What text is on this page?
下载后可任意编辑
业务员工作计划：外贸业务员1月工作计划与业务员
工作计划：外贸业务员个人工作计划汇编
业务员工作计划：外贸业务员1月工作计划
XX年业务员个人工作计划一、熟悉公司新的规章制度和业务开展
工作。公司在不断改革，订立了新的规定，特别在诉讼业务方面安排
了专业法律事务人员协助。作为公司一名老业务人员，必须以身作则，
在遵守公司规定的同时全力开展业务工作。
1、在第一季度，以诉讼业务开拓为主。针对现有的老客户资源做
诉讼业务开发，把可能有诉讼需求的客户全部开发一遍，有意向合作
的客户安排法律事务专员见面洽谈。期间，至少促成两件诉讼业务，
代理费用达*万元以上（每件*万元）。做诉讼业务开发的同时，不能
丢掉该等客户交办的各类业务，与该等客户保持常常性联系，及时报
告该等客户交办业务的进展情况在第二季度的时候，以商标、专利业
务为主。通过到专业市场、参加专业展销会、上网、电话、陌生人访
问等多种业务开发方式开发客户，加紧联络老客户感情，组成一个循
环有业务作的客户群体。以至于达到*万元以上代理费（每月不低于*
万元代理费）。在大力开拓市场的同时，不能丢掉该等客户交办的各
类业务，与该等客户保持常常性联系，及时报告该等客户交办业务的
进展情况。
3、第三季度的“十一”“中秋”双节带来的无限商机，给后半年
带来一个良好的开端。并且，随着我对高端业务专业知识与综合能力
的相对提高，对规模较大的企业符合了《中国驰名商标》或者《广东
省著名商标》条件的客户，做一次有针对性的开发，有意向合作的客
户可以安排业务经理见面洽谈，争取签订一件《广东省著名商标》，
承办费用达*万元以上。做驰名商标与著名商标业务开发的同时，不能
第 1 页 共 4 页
━━━━━━━━━━━━━━━━
TASK REQUIREMENTS -
Every entry needs to be retyped exactly.

WRITTEN RESPONSE -
What text is on this page?
下载后可任意编辑
业务员工作计划：外贸业务员1月工作计划与业务员
工作计划：外贸业务员个人工作计划汇编
业务员工作计划：外贸业务员1月工作计划
XX年业务员个人工作计划一、熟悉公司新的规章制度和业务开展
工作。公司在不断改革，订立了新的规定，特别在诉讼业务方面安排
了专业法律事务人员协助。作为公司一名老业务人员，必须以身作则，
在遵守公司规定的同时全力开展业务工作。
1、在第一季度，以诉讼业务开拓为主。针对现有的老客户资源做
诉讼业务开发，把可能有诉讼需求的客户全部开发一遍，有意向合作
的客户安排法律事务专员见面洽谈。期间，至少促成两件诉讼业务，
代理费用达*万元以上（每件*万元）。做诉讼业务开发的同时，不能
丢掉该等客户交办的各类业务，与该等客户保持常常性联系，及时报
告该等客户交办业务的进展情况在第二季度的时候，以商标、专利业
务为主。通过到专业市场、参加专业展销会、上网、电话、陌生人访
问等多种业务开发方式开发客户，加紧联络老客户感情，组成一个循
环有业务作的客户群体。以至于达到*万元以上代理费（每月不低于*
万元代理费）。在大力开拓市场的同时，不能丢掉该等客户交办的各
类业务，与该等客户保持常常性联系，及时报告该等客户交办业务的
进展情况。
3、第三季度的“十一”“中秋”双节带来的无限商机，给后半年
带来一个良好的开端。并且，随着我对高端业务专业知识与综合能力
的相对提高，对规模较大的企业符合了《中国驰名商标》或者《广东
省著名商标》条件的客户，做一次有针对性的开发，有意向合作的客
户可以安排业务经理见面洽谈，争取签订一件《广东省著名商标》，
承办费用达*万元以上。做驰名商标与著名商标业务开发的同时，不能
第 1 页 共 4 页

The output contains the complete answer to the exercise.